#### [Exercise instructions]
Will you extract the entries word for word? Images should not appear in the copy.

#### [Rows from a figure dataset]
* * *

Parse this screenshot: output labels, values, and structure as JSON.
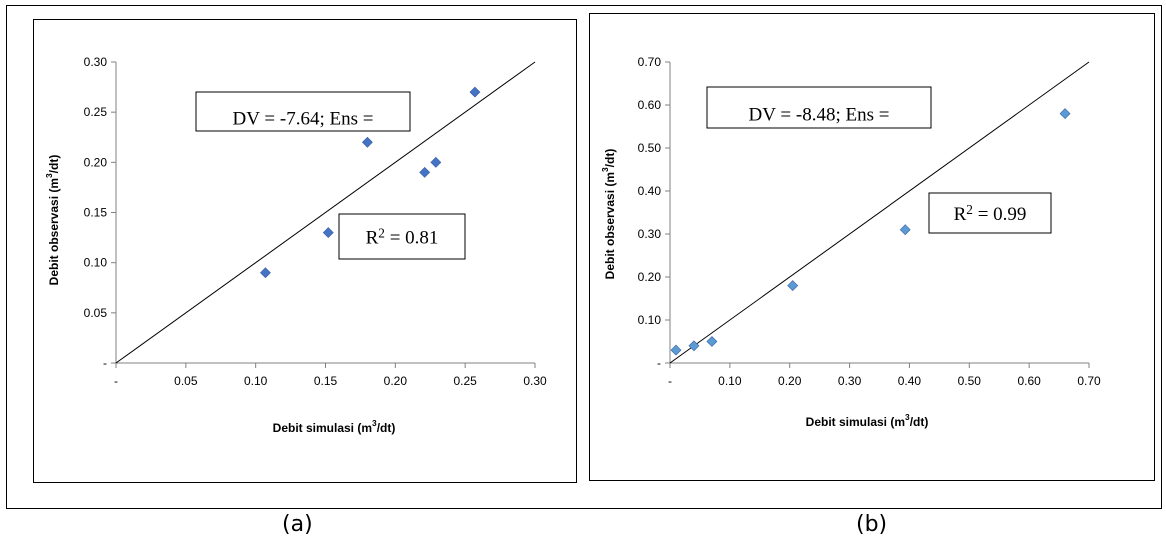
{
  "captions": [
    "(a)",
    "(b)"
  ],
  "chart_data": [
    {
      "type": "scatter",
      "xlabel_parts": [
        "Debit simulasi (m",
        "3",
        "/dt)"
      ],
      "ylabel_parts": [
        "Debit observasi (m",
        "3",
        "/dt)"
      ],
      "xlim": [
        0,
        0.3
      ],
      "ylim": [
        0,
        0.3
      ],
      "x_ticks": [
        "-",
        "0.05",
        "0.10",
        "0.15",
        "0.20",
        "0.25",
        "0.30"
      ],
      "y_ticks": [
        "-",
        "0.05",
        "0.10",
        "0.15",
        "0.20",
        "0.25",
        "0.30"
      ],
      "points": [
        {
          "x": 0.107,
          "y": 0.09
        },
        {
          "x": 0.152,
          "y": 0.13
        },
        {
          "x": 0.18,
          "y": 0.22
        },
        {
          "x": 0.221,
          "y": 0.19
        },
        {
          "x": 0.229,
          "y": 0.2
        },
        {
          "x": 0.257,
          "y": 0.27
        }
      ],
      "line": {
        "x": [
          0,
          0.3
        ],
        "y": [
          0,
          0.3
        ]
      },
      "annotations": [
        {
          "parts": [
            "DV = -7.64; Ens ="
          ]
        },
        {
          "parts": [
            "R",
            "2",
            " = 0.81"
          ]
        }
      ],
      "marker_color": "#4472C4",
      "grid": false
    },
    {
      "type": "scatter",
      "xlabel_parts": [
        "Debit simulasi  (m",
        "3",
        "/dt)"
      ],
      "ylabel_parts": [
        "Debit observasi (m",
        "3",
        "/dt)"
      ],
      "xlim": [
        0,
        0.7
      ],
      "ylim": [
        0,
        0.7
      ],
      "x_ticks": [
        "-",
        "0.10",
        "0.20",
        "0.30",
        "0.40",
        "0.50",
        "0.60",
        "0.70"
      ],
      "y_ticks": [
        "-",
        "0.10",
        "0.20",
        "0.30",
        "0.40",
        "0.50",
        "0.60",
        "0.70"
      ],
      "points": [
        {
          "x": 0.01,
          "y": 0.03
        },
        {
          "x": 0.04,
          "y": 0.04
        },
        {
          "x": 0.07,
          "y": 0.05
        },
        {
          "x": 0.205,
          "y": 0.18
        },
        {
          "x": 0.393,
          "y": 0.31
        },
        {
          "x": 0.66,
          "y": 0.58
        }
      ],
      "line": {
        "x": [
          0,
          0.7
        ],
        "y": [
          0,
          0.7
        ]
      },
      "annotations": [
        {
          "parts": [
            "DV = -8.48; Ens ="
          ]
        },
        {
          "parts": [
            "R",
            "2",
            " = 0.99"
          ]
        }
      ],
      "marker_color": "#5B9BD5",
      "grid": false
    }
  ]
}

* * *

#### [Task solution]
Parse this screenshot: output labels, values, and structure as JSON.
{
  "captions": [
    "(a)",
    "(b)"
  ],
  "chart_data": [
    {
      "type": "scatter",
      "xlabel_parts": [
        "Debit simulasi (m",
        "3",
        "/dt)"
      ],
      "ylabel_parts": [
        "Debit observasi (m",
        "3",
        "/dt)"
      ],
      "xlim": [
        0,
        0.3
      ],
      "ylim": [
        0,
        0.3
      ],
      "x_ticks": [
        "-",
        "0.05",
        "0.10",
        "0.15",
        "0.20",
        "0.25",
        "0.30"
      ],
      "y_ticks": [
        "-",
        "0.05",
        "0.10",
        "0.15",
        "0.20",
        "0.25",
        "0.30"
      ],
      "points": [
        {
          "x": 0.107,
          "y": 0.09
        },
        {
          "x": 0.152,
          "y": 0.13
        },
        {
          "x": 0.18,
          "y": 0.22
        },
        {
          "x": 0.221,
          "y": 0.19
        },
        {
          "x": 0.229,
          "y": 0.2
        },
        {
          "x": 0.257,
          "y": 0.27
        }
      ],
      "line": {
        "x": [
          0,
          0.3
        ],
        "y": [
          0,
          0.3
        ]
      },
      "annotations": [
        {
          "parts": [
            "DV = -7.64; Ens ="
          ]
        },
        {
          "parts": [
            "R",
            "2",
            " = 0.81"
          ]
        }
      ],
      "marker_color": "#4472C4",
      "grid": false
    },
    {
      "type": "scatter",
      "xlabel_parts": [
        "Debit simulasi  (m",
        "3",
        "/dt)"
      ],
      "ylabel_parts": [
        "Debit observasi (m",
        "3",
        "/dt)"
      ],
      "xlim": [
        0,
        0.7
      ],
      "ylim": [
        0,
        0.7
      ],
      "x_ticks": [
        "-",
        "0.10",
        "0.20",
        "0.30",
        "0.40",
        "0.50",
        "0.60",
        "0.70"
      ],
      "y_ticks": [
        "-",
        "0.10",
        "0.20",
        "0.30",
        "0.40",
        "0.50",
        "0.60",
        "0.70"
      ],
      "points": [
        {
          "x": 0.01,
          "y": 0.03
        },
        {
          "x": 0.04,
          "y": 0.04
        },
        {
          "x": 0.07,
          "y": 0.05
        },
        {
          "x": 0.205,
          "y": 0.18
        },
        {
          "x": 0.393,
          "y": 0.31
        },
        {
          "x": 0.66,
          "y": 0.58
        }
      ],
      "line": {
        "x": [
          0,
          0.7
        ],
        "y": [
          0,
          0.7
        ]
      },
      "annotations": [
        {
          "parts": [
            "DV = -8.48; Ens ="
          ]
        },
        {
          "parts": [
            "R",
            "2",
            " = 0.99"
          ]
        }
      ],
      "marker_color": "#5B9BD5",
      "grid": false
    }
  ]
}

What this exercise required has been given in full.